SET PROBLEM -
Find the word "reconocido" in the data. Return every line where it appears.
#####
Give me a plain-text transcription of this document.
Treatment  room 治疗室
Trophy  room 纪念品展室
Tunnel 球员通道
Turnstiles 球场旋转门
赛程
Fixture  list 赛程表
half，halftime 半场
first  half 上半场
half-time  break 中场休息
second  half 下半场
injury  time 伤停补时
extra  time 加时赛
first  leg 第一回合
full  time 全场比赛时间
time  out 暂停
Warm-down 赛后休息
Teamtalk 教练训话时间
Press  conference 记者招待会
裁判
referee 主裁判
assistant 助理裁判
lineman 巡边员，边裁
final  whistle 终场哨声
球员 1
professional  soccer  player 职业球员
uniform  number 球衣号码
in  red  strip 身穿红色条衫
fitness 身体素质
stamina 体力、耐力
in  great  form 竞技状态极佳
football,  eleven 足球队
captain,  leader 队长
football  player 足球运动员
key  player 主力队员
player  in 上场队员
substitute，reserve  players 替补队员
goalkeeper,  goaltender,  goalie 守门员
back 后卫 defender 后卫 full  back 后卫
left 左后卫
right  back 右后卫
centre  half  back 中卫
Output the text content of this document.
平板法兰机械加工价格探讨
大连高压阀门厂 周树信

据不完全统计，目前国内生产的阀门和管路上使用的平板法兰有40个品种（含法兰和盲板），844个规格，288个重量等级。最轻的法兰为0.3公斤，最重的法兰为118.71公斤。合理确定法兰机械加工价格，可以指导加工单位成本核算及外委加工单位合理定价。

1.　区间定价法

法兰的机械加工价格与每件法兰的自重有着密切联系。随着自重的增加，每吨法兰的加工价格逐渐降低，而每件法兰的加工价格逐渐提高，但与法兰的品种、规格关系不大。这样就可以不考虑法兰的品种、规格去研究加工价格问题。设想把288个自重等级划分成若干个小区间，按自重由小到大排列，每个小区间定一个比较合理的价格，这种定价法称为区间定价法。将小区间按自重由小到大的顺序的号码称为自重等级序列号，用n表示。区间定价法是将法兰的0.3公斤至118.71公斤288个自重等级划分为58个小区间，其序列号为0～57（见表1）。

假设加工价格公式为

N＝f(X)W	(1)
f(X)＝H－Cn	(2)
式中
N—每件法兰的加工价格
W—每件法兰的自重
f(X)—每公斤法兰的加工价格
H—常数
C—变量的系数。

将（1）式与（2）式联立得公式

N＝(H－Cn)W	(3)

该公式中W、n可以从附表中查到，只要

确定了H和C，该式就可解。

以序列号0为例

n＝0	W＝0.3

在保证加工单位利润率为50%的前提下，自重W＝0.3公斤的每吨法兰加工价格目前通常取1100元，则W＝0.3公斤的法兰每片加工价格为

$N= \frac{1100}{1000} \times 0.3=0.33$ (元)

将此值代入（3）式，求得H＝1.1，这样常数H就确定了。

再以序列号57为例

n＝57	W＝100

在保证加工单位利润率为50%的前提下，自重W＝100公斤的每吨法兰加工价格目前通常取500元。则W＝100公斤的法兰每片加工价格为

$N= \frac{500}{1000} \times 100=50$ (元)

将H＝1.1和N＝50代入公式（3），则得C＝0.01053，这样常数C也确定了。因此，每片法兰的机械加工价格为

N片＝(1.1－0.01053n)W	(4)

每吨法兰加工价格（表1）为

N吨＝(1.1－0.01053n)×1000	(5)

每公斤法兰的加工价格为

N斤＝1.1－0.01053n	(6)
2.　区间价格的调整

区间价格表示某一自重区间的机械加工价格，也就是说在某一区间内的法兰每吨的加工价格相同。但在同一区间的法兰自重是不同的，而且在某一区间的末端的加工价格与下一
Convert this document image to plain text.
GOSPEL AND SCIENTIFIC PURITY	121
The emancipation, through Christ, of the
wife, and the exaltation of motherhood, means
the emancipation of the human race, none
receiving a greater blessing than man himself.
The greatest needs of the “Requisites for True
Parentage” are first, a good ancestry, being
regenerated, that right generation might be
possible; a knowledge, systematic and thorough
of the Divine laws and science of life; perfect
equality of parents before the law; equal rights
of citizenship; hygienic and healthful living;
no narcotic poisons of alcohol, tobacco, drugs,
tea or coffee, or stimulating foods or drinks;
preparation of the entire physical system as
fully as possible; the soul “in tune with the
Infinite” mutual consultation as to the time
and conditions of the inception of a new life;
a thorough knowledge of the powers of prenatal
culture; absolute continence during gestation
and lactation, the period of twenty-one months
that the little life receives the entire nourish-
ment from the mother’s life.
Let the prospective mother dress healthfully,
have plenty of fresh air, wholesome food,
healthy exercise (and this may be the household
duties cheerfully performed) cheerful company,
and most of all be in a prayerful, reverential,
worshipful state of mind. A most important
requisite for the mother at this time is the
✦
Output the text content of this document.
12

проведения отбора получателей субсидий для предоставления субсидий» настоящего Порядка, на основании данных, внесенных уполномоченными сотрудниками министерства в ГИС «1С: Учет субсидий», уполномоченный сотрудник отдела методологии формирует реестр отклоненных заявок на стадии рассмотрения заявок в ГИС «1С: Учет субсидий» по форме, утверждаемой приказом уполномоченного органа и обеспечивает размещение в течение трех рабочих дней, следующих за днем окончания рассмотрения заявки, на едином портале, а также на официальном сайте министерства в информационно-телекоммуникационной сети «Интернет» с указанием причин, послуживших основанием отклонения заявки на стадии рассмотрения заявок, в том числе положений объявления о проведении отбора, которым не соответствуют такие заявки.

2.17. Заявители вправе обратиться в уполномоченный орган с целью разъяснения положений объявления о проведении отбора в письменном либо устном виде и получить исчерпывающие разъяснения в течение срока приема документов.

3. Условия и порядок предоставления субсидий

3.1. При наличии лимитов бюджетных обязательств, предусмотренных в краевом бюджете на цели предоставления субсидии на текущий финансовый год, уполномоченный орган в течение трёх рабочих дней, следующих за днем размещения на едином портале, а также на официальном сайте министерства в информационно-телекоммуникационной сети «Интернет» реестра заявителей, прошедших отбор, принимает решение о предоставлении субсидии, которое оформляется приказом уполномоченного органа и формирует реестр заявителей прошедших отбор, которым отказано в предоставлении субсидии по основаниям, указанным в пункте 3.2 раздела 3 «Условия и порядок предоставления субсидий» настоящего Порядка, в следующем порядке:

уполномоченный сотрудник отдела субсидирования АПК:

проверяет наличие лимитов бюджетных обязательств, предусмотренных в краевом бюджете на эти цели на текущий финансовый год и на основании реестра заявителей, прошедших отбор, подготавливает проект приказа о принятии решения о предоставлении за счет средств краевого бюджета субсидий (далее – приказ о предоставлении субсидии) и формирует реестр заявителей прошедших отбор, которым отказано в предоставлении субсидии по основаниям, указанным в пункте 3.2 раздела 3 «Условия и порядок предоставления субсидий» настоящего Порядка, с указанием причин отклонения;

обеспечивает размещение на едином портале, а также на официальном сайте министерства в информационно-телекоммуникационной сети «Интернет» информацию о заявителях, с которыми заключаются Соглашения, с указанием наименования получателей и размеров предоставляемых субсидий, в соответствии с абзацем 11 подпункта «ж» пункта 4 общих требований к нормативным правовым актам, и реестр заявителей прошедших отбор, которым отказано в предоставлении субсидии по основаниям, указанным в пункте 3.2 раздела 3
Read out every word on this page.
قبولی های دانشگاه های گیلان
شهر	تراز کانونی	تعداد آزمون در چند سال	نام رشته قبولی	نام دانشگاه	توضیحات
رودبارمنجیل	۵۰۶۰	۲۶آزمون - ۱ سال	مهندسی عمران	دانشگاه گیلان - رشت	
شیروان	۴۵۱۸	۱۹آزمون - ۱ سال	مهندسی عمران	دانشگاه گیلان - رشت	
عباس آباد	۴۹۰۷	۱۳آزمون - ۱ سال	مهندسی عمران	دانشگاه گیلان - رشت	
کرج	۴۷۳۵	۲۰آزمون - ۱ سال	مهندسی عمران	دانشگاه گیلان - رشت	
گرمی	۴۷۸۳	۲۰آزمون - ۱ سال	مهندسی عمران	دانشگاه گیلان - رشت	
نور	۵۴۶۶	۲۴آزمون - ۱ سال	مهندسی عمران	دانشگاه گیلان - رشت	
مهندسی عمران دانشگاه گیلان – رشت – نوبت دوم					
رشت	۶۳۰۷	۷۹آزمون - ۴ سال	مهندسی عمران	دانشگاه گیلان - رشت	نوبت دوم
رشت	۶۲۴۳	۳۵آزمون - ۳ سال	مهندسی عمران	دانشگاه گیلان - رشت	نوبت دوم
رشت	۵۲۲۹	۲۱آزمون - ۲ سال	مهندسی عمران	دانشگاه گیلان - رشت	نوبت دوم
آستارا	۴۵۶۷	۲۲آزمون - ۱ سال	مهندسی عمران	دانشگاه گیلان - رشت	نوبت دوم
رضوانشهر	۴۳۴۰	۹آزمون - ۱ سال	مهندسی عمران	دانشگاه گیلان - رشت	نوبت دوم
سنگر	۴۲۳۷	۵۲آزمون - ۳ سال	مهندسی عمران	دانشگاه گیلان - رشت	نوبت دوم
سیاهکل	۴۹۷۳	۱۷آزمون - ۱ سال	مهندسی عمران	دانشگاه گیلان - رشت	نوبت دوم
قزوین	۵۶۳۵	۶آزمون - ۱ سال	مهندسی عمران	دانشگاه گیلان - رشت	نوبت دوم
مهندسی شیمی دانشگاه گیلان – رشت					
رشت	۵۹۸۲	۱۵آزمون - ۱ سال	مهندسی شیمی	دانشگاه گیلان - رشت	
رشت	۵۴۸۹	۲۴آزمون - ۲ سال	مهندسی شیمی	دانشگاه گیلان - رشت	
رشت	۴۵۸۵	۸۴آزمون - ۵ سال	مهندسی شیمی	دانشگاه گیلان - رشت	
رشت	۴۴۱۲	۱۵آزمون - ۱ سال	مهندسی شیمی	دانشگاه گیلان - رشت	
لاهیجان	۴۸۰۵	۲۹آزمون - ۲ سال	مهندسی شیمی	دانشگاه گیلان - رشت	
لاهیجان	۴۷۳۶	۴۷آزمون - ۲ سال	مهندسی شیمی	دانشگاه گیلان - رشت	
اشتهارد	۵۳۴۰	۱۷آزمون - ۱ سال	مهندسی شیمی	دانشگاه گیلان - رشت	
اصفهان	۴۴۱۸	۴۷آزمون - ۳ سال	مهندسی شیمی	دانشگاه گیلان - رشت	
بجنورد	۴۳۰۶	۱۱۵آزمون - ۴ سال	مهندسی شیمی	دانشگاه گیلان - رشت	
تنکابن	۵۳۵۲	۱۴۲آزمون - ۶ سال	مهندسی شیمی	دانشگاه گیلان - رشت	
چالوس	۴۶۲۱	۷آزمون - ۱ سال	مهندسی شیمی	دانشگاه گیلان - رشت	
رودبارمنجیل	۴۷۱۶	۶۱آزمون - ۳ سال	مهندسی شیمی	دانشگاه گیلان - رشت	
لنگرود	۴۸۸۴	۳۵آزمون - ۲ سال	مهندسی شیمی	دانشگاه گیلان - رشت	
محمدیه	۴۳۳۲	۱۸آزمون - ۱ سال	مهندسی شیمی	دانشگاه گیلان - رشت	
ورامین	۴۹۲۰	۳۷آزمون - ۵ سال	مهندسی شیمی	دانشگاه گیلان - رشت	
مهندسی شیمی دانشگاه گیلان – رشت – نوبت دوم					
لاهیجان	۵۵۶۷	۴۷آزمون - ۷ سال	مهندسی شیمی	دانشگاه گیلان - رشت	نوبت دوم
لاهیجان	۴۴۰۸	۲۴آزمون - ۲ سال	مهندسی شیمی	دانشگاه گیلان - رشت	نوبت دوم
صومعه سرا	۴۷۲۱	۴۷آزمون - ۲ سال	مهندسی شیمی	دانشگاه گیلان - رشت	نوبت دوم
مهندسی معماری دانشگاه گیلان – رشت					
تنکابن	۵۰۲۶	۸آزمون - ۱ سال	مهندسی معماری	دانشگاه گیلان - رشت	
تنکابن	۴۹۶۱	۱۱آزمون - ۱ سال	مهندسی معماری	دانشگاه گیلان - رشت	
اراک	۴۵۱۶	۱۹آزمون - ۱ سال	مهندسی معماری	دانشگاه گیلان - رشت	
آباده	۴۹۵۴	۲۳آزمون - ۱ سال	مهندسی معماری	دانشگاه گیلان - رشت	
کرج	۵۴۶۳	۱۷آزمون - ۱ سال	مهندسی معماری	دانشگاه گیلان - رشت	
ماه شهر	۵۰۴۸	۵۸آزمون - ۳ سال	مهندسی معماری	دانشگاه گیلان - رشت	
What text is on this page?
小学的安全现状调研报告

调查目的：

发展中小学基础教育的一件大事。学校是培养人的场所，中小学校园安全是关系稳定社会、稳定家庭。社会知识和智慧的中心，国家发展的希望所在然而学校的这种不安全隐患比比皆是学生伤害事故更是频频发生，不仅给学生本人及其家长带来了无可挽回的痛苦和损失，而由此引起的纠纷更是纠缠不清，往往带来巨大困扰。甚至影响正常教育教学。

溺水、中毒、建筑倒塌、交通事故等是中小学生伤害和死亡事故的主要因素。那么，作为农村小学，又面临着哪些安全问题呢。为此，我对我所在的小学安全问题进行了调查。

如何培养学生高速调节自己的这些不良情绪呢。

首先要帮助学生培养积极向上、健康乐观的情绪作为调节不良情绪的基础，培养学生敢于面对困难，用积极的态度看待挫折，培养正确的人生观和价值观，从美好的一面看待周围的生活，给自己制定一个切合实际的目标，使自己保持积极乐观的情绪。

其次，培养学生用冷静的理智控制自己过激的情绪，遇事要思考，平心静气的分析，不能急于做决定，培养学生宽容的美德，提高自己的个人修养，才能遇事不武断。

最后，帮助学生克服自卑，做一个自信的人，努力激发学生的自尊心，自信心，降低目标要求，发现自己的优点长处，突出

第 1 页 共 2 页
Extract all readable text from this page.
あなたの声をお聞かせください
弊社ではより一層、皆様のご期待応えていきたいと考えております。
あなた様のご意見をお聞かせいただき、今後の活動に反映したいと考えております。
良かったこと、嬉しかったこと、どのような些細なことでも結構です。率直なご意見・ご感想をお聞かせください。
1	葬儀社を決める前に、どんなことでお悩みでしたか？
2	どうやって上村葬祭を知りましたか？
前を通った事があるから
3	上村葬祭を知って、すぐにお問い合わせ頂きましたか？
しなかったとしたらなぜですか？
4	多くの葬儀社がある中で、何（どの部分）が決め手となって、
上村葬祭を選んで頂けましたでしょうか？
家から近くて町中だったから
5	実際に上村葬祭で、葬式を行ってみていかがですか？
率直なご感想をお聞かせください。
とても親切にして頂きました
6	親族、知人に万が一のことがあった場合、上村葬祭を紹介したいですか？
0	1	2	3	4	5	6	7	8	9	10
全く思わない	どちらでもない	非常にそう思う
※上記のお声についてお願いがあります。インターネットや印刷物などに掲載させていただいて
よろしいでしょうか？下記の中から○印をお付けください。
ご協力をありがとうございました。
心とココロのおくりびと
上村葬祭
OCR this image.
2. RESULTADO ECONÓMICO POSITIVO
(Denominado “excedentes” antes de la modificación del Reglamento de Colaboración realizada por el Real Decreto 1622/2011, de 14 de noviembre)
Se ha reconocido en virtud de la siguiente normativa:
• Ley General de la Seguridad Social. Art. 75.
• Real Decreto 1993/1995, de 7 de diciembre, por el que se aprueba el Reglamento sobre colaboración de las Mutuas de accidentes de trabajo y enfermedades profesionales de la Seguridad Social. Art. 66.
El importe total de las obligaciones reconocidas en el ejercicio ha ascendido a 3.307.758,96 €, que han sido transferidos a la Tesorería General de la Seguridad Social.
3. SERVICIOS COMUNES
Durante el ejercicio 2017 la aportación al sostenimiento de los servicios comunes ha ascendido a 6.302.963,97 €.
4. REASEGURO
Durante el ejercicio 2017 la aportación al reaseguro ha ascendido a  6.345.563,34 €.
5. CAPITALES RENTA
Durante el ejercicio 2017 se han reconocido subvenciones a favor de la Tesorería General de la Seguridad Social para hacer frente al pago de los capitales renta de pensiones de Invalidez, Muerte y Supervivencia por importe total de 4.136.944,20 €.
#####
SOLUTION TO THIS PROBLEM -
Se ha reconocido en virtud de la siguiente normativa:
Durante el ejercicio 2017 se han reconocido subvenciones a favor de la Tesorería General de la Seguridad Social para hacer frente al pago de los capitales renta de pensiones de Invalidez, Muerte y Supervivencia por importe total de 4.136.944,20 €.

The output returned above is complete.